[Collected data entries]
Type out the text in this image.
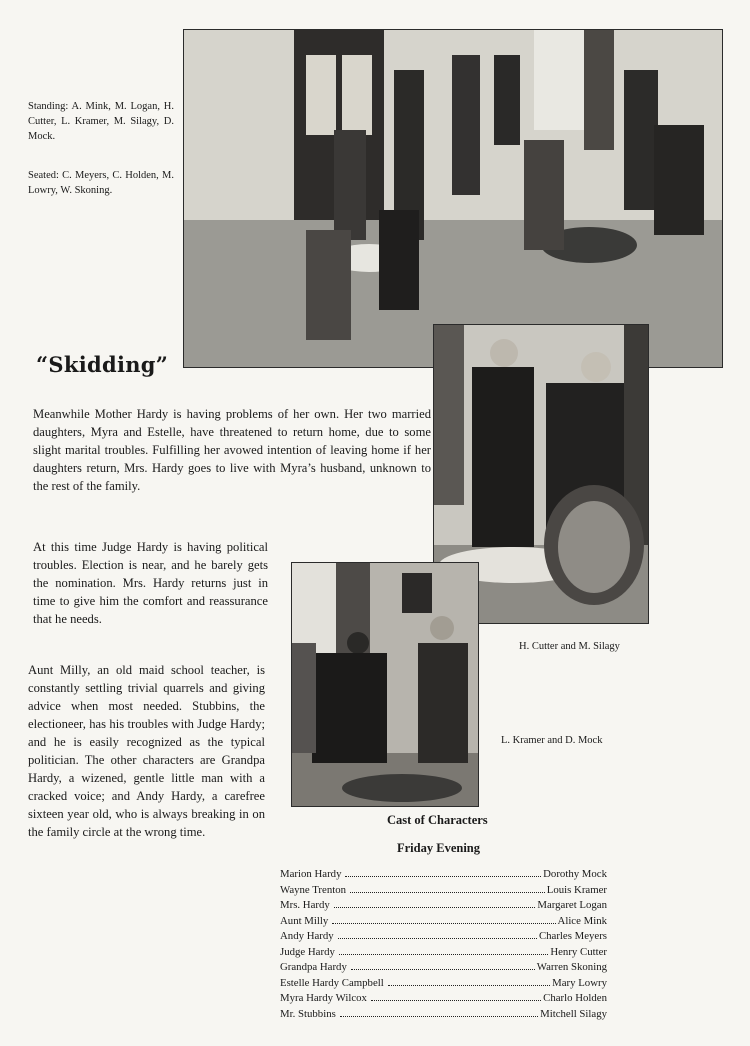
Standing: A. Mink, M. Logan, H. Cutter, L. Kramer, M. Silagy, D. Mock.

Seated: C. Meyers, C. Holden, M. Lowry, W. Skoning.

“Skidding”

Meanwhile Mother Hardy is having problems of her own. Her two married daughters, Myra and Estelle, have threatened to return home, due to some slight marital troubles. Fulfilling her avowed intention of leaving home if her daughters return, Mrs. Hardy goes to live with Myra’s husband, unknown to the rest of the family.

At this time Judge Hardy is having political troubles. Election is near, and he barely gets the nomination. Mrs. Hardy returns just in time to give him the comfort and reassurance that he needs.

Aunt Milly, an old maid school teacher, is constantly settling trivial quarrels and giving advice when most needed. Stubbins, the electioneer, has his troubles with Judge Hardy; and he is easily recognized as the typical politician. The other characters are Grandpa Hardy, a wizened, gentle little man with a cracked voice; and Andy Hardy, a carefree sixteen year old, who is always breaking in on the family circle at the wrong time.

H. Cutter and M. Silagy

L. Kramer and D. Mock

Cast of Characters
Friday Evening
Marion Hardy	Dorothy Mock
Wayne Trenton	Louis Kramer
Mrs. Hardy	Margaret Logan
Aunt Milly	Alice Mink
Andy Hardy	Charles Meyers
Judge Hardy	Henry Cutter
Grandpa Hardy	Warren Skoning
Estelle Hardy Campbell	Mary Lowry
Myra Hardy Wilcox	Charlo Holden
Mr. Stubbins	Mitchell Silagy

▶ **Written problem**
Copy out each record shown above without alteration, skipping any picture.

▶ **Exercise output**
Type out the text in this image.
Standing: A. Mink, M. Logan, H. Cutter, L. Kramer, M. Silagy, D. Mock.

Seated: C. Meyers, C. Holden, M. Lowry, W. Skoning.

“Skidding”

Meanwhile Mother Hardy is having problems of her own. Her two married daughters, Myra and Estelle, have threatened to return home, due to some slight marital troubles. Fulfilling her avowed intention of leaving home if her daughters return, Mrs. Hardy goes to live with Myra’s husband, unknown to the rest of the family.

At this time Judge Hardy is having political troubles. Election is near, and he barely gets the nomination. Mrs. Hardy returns just in time to give him the comfort and reassurance that he needs.

Aunt Milly, an old maid school teacher, is constantly settling trivial quarrels and giving advice when most needed. Stubbins, the electioneer, has his troubles with Judge Hardy; and he is easily recognized as the typical politician. The other characters are Grandpa Hardy, a wizened, gentle little man with a cracked voice; and Andy Hardy, a carefree sixteen year old, who is always breaking in on the family circle at the wrong time.

H. Cutter and M. Silagy

L. Kramer and D. Mock

Cast of Characters
Friday Evening
Marion Hardy	Dorothy Mock
Wayne Trenton	Louis Kramer
Mrs. Hardy	Margaret Logan
Aunt Milly	Alice Mink
Andy Hardy	Charles Meyers
Judge Hardy	Henry Cutter
Grandpa Hardy	Warren Skoning
Estelle Hardy Campbell	Mary Lowry
Myra Hardy Wilcox	Charlo Holden
Mr. Stubbins	Mitchell Silagy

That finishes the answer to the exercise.